MATERIAL PROVIDED:
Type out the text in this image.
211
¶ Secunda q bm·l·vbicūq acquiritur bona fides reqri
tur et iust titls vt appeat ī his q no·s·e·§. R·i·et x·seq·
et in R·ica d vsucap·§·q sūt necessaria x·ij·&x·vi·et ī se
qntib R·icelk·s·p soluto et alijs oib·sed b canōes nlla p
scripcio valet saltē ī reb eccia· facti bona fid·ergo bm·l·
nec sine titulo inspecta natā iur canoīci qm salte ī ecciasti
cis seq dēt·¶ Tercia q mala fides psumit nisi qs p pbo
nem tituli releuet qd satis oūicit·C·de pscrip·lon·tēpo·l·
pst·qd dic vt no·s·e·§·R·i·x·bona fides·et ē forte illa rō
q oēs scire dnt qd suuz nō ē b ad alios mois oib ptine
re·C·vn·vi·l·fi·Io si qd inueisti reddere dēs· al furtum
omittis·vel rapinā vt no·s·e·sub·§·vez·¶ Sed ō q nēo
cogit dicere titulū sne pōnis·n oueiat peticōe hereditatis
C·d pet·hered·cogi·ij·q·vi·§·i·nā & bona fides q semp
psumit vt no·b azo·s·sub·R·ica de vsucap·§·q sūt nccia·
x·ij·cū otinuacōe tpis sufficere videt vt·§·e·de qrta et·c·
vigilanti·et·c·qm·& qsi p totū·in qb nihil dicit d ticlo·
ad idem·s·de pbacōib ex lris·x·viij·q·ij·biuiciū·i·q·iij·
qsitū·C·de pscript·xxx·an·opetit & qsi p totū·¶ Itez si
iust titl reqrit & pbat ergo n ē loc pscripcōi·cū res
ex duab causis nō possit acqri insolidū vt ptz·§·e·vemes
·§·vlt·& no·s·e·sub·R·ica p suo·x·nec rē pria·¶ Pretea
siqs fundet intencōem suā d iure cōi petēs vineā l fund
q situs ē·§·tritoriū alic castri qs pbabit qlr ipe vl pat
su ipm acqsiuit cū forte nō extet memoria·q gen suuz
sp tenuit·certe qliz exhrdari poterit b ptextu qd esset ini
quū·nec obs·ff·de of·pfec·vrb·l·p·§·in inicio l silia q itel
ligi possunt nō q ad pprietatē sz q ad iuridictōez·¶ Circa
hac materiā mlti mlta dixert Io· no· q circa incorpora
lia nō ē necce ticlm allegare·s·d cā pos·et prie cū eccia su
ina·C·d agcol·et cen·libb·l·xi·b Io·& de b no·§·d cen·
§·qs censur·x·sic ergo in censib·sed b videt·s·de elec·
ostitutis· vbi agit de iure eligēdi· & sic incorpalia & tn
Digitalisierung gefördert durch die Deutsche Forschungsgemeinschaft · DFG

WHAT TO WORK ON: Reproduce each line of the material above precisely.

WRITTEN REPLY:
Type out the text in this image.
211
¶ Secunda q bm·l·vbicūq acquiritur bona fides reqri
tur et iust titls vt appeat ī his q no·s·e·§. R·i·et x·seq·
et in R·ica d vsucap·§·q sūt necessaria x·ij·&x·vi·et ī se
qntib R·icelk·s·p soluto et alijs oib·sed b canōes nlla p
scripcio valet saltē ī reb eccia· facti bona fid·ergo bm·l·
nec sine titulo inspecta natā iur canoīci qm salte ī ecciasti
cis seq dēt·¶ Tercia q mala fides psumit nisi qs p pbo
nem tituli releuet qd satis oūicit·C·de pscrip·lon·tēpo·l·
pst·qd dic vt no·s·e·§·R·i·x·bona fides·et ē forte illa rō
q oēs scire dnt qd suuz nō ē b ad alios mois oib ptine
re·C·vn·vi·l·fi·Io si qd inueisti reddere dēs· al furtum
omittis·vel rapinā vt no·s·e·sub·§·vez·¶ Sed ō q nēo
cogit dicere titulū sne pōnis·n oueiat peticōe hereditatis
C·d pet·hered·cogi·ij·q·vi·§·i·nā & bona fides q semp
psumit vt no·b azo·s·sub·R·ica de vsucap·§·q sūt nccia·
x·ij·cū otinuacōe tpis sufficere videt vt·§·e·de qrta et·c·
vigilanti·et·c·qm·& qsi p totū·in qb nihil dicit d ticlo·
ad idem·s·de pbacōib ex lris·x·viij·q·ij·biuiciū·i·q·iij·
qsitū·C·de pscript·xxx·an·opetit & qsi p totū·¶ Itez si
iust titl reqrit & pbat ergo n ē loc pscripcōi·cū res
ex duab causis nō possit acqri insolidū vt ptz·§·e·vemes
·§·vlt·& no·s·e·sub·R·ica p suo·x·nec rē pria·¶ Pretea
siqs fundet intencōem suā d iure cōi petēs vineā l fund
q situs ē·§·tritoriū alic castri qs pbabit qlr ipe vl pat
su ipm acqsiuit cū forte nō extet memoria·q gen suuz
sp tenuit·certe qliz exhrdari poterit b ptextu qd esset ini
quū·nec obs·ff·de of·pfec·vrb·l·p·§·in inicio l silia q itel
ligi possunt nō q ad pprietatē sz q ad iuridictōez·¶ Circa
hac materiā mlti mlta dixert Io· no· q circa incorpora
lia nō ē necce ticlm allegare·s·d cā pos·et prie cū eccia su
ina·C·d agcol·et cen·libb·l·xi·b Io·& de b no·§·d cen·
§·qs censur·x·sic ergo in censib·sed b videt·s·de elec·
ostitutis· vbi agit de iure eligēdi· & sic incorpalia & tn
Digitalisierung gefördert durch die Deutsche Forschungsgemeinschaft · DFG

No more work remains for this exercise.